**Exercise prompt**
Your task is to repeat all of the data exactly while excluding the pictures.

···

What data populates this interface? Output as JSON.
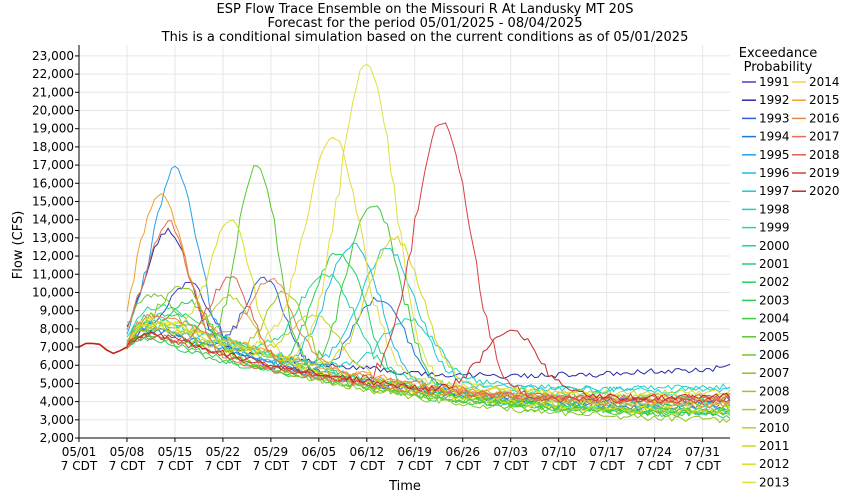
{
  "chart_data": {
    "type": "line",
    "title": [
      "ESP Flow Trace Ensemble on the Missouri R At Landusky MT 20S",
      "Forecast for the period 05/01/2025 - 08/04/2025",
      "This is a conditional simulation based on the current conditions as of 05/01/2025"
    ],
    "xlabel": "Time",
    "ylabel": "Flow (CFS)",
    "ylim": [
      2000,
      23600
    ],
    "y_ticks": [
      "2,000",
      "3,000",
      "4,000",
      "5,000",
      "6,000",
      "7,000",
      "8,000",
      "9,000",
      "10,000",
      "11,000",
      "12,000",
      "13,000",
      "14,000",
      "15,000",
      "16,000",
      "17,000",
      "18,000",
      "19,000",
      "20,000",
      "21,000",
      "22,000",
      "23,000"
    ],
    "x_ticks": [
      {
        "date": "05/01",
        "sub": "7 CDT"
      },
      {
        "date": "05/08",
        "sub": "7 CDT"
      },
      {
        "date": "05/15",
        "sub": "7 CDT"
      },
      {
        "date": "05/22",
        "sub": "7 CDT"
      },
      {
        "date": "05/29",
        "sub": "7 CDT"
      },
      {
        "date": "06/05",
        "sub": "7 CDT"
      },
      {
        "date": "06/12",
        "sub": "7 CDT"
      },
      {
        "date": "06/19",
        "sub": "7 CDT"
      },
      {
        "date": "06/26",
        "sub": "7 CDT"
      },
      {
        "date": "07/03",
        "sub": "7 CDT"
      },
      {
        "date": "07/10",
        "sub": "7 CDT"
      },
      {
        "date": "07/17",
        "sub": "7 CDT"
      },
      {
        "date": "07/24",
        "sub": "7 CDT"
      },
      {
        "date": "07/31",
        "sub": "7 CDT"
      }
    ],
    "legend_title": [
      "Exceedance",
      "Probability"
    ],
    "legend_position": "right",
    "observed": [
      [
        0,
        7000
      ],
      [
        1,
        7200
      ],
      [
        2,
        7200
      ],
      [
        3,
        7150
      ],
      [
        4,
        6850
      ],
      [
        5,
        6650
      ],
      [
        6,
        6800
      ],
      [
        7,
        7000
      ]
    ],
    "series": [
      {
        "name": "1991",
        "color": "#4040c8",
        "peak_day": 16,
        "peak": 10500,
        "end": 4100
      },
      {
        "name": "1992",
        "color": "#2a2aa8",
        "peak_day": 13,
        "peak": 13400,
        "end": 5900
      },
      {
        "name": "1993",
        "color": "#2f5fd8",
        "peak_day": 27,
        "peak": 10800,
        "end": 3800
      },
      {
        "name": "1994",
        "color": "#1e78d8",
        "peak_day": 44,
        "peak": 9800,
        "end": 3600
      },
      {
        "name": "1995",
        "color": "#2aa0e8",
        "peak_day": 14,
        "peak": 16800,
        "end": 4000
      },
      {
        "name": "1996",
        "color": "#22b8e8",
        "peak_day": 40,
        "peak": 12600,
        "end": 3400
      },
      {
        "name": "1997",
        "color": "#20c8d8",
        "peak_day": 45,
        "peak": 12400,
        "end": 4700
      },
      {
        "name": "1998",
        "color": "#20d0c0",
        "peak_day": 48,
        "peak": 8500,
        "end": 4800
      },
      {
        "name": "1999",
        "color": "#20d8a8",
        "peak_day": 12,
        "peak": 9200,
        "end": 3700
      },
      {
        "name": "2000",
        "color": "#20d890",
        "peak_day": 36,
        "peak": 11000,
        "end": 4300
      },
      {
        "name": "2001",
        "color": "#20d070",
        "peak_day": 14,
        "peak": 8800,
        "end": 3200
      },
      {
        "name": "2002",
        "color": "#28d060",
        "peak_day": 38,
        "peak": 12300,
        "end": 3500
      },
      {
        "name": "2003",
        "color": "#30c850",
        "peak_day": 16,
        "peak": 9500,
        "end": 3900
      },
      {
        "name": "2004",
        "color": "#40c840",
        "peak_day": 43,
        "peak": 15300,
        "end": 3300
      },
      {
        "name": "2005",
        "color": "#58c830",
        "peak_day": 26,
        "peak": 17000,
        "end": 3500
      },
      {
        "name": "2006",
        "color": "#70c828",
        "peak_day": 11,
        "peak": 9900,
        "end": 3400
      },
      {
        "name": "2007",
        "color": "#88c820",
        "peak_day": 15,
        "peak": 10400,
        "end": 3000
      },
      {
        "name": "2008",
        "color": "#a0c818",
        "peak_day": 30,
        "peak": 10000,
        "end": 3600
      },
      {
        "name": "2009",
        "color": "#b0cc20",
        "peak_day": 22,
        "peak": 9800,
        "end": 4200
      },
      {
        "name": "2010",
        "color": "#c0d020",
        "peak_day": 34,
        "peak": 8700,
        "end": 3900
      },
      {
        "name": "2011",
        "color": "#d0d820",
        "peak_day": 46,
        "peak": 13000,
        "end": 4500
      },
      {
        "name": "2012",
        "color": "#d8e020",
        "peak_day": 22,
        "peak": 14000,
        "end": 3400
      },
      {
        "name": "2013",
        "color": "#e0e040",
        "peak_day": 42,
        "peak": 22600,
        "end": 3800
      },
      {
        "name": "2014",
        "color": "#e8d840",
        "peak_day": 37,
        "peak": 18600,
        "end": 4300
      },
      {
        "name": "2015",
        "color": "#f0a030",
        "peak_day": 12,
        "peak": 15300,
        "end": 4000
      },
      {
        "name": "2016",
        "color": "#e88848",
        "peak_day": 28,
        "peak": 10800,
        "end": 3800
      },
      {
        "name": "2017",
        "color": "#e87050",
        "peak_day": 13,
        "peak": 13900,
        "end": 4200
      },
      {
        "name": "2018",
        "color": "#e06050",
        "peak_day": 22,
        "peak": 10800,
        "end": 4300
      },
      {
        "name": "2019",
        "color": "#d84040",
        "peak_day": 53,
        "peak": 19900,
        "end": 4100
      },
      {
        "name": "2020",
        "color": "#c02828",
        "peak_day": 63,
        "peak": 8500,
        "end": 4300
      }
    ]
  }
}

···

**Solution below**
What data populates this interface? Output as JSON.
{
  "chart_data": {
    "type": "line",
    "title": [
      "ESP Flow Trace Ensemble on the Missouri R At Landusky MT 20S",
      "Forecast for the period 05/01/2025 - 08/04/2025",
      "This is a conditional simulation based on the current conditions as of 05/01/2025"
    ],
    "xlabel": "Time",
    "ylabel": "Flow (CFS)",
    "ylim": [
      2000,
      23600
    ],
    "y_ticks": [
      "2,000",
      "3,000",
      "4,000",
      "5,000",
      "6,000",
      "7,000",
      "8,000",
      "9,000",
      "10,000",
      "11,000",
      "12,000",
      "13,000",
      "14,000",
      "15,000",
      "16,000",
      "17,000",
      "18,000",
      "19,000",
      "20,000",
      "21,000",
      "22,000",
      "23,000"
    ],
    "x_ticks": [
      {
        "date": "05/01",
        "sub": "7 CDT"
      },
      {
        "date": "05/08",
        "sub": "7 CDT"
      },
      {
        "date": "05/15",
        "sub": "7 CDT"
      },
      {
        "date": "05/22",
        "sub": "7 CDT"
      },
      {
        "date": "05/29",
        "sub": "7 CDT"
      },
      {
        "date": "06/05",
        "sub": "7 CDT"
      },
      {
        "date": "06/12",
        "sub": "7 CDT"
      },
      {
        "date": "06/19",
        "sub": "7 CDT"
      },
      {
        "date": "06/26",
        "sub": "7 CDT"
      },
      {
        "date": "07/03",
        "sub": "7 CDT"
      },
      {
        "date": "07/10",
        "sub": "7 CDT"
      },
      {
        "date": "07/17",
        "sub": "7 CDT"
      },
      {
        "date": "07/24",
        "sub": "7 CDT"
      },
      {
        "date": "07/31",
        "sub": "7 CDT"
      }
    ],
    "legend_title": [
      "Exceedance",
      "Probability"
    ],
    "legend_position": "right",
    "observed": [
      [
        0,
        7000
      ],
      [
        1,
        7200
      ],
      [
        2,
        7200
      ],
      [
        3,
        7150
      ],
      [
        4,
        6850
      ],
      [
        5,
        6650
      ],
      [
        6,
        6800
      ],
      [
        7,
        7000
      ]
    ],
    "series": [
      {
        "name": "1991",
        "color": "#4040c8",
        "peak_day": 16,
        "peak": 10500,
        "end": 4100
      },
      {
        "name": "1992",
        "color": "#2a2aa8",
        "peak_day": 13,
        "peak": 13400,
        "end": 5900
      },
      {
        "name": "1993",
        "color": "#2f5fd8",
        "peak_day": 27,
        "peak": 10800,
        "end": 3800
      },
      {
        "name": "1994",
        "color": "#1e78d8",
        "peak_day": 44,
        "peak": 9800,
        "end": 3600
      },
      {
        "name": "1995",
        "color": "#2aa0e8",
        "peak_day": 14,
        "peak": 16800,
        "end": 4000
      },
      {
        "name": "1996",
        "color": "#22b8e8",
        "peak_day": 40,
        "peak": 12600,
        "end": 3400
      },
      {
        "name": "1997",
        "color": "#20c8d8",
        "peak_day": 45,
        "peak": 12400,
        "end": 4700
      },
      {
        "name": "1998",
        "color": "#20d0c0",
        "peak_day": 48,
        "peak": 8500,
        "end": 4800
      },
      {
        "name": "1999",
        "color": "#20d8a8",
        "peak_day": 12,
        "peak": 9200,
        "end": 3700
      },
      {
        "name": "2000",
        "color": "#20d890",
        "peak_day": 36,
        "peak": 11000,
        "end": 4300
      },
      {
        "name": "2001",
        "color": "#20d070",
        "peak_day": 14,
        "peak": 8800,
        "end": 3200
      },
      {
        "name": "2002",
        "color": "#28d060",
        "peak_day": 38,
        "peak": 12300,
        "end": 3500
      },
      {
        "name": "2003",
        "color": "#30c850",
        "peak_day": 16,
        "peak": 9500,
        "end": 3900
      },
      {
        "name": "2004",
        "color": "#40c840",
        "peak_day": 43,
        "peak": 15300,
        "end": 3300
      },
      {
        "name": "2005",
        "color": "#58c830",
        "peak_day": 26,
        "peak": 17000,
        "end": 3500
      },
      {
        "name": "2006",
        "color": "#70c828",
        "peak_day": 11,
        "peak": 9900,
        "end": 3400
      },
      {
        "name": "2007",
        "color": "#88c820",
        "peak_day": 15,
        "peak": 10400,
        "end": 3000
      },
      {
        "name": "2008",
        "color": "#a0c818",
        "peak_day": 30,
        "peak": 10000,
        "end": 3600
      },
      {
        "name": "2009",
        "color": "#b0cc20",
        "peak_day": 22,
        "peak": 9800,
        "end": 4200
      },
      {
        "name": "2010",
        "color": "#c0d020",
        "peak_day": 34,
        "peak": 8700,
        "end": 3900
      },
      {
        "name": "2011",
        "color": "#d0d820",
        "peak_day": 46,
        "peak": 13000,
        "end": 4500
      },
      {
        "name": "2012",
        "color": "#d8e020",
        "peak_day": 22,
        "peak": 14000,
        "end": 3400
      },
      {
        "name": "2013",
        "color": "#e0e040",
        "peak_day": 42,
        "peak": 22600,
        "end": 3800
      },
      {
        "name": "2014",
        "color": "#e8d840",
        "peak_day": 37,
        "peak": 18600,
        "end": 4300
      },
      {
        "name": "2015",
        "color": "#f0a030",
        "peak_day": 12,
        "peak": 15300,
        "end": 4000
      },
      {
        "name": "2016",
        "color": "#e88848",
        "peak_day": 28,
        "peak": 10800,
        "end": 3800
      },
      {
        "name": "2017",
        "color": "#e87050",
        "peak_day": 13,
        "peak": 13900,
        "end": 4200
      },
      {
        "name": "2018",
        "color": "#e06050",
        "peak_day": 22,
        "peak": 10800,
        "end": 4300
      },
      {
        "name": "2019",
        "color": "#d84040",
        "peak_day": 53,
        "peak": 19900,
        "end": 4100
      },
      {
        "name": "2020",
        "color": "#c02828",
        "peak_day": 63,
        "peak": 8500,
        "end": 4300
      }
    ]
  }
}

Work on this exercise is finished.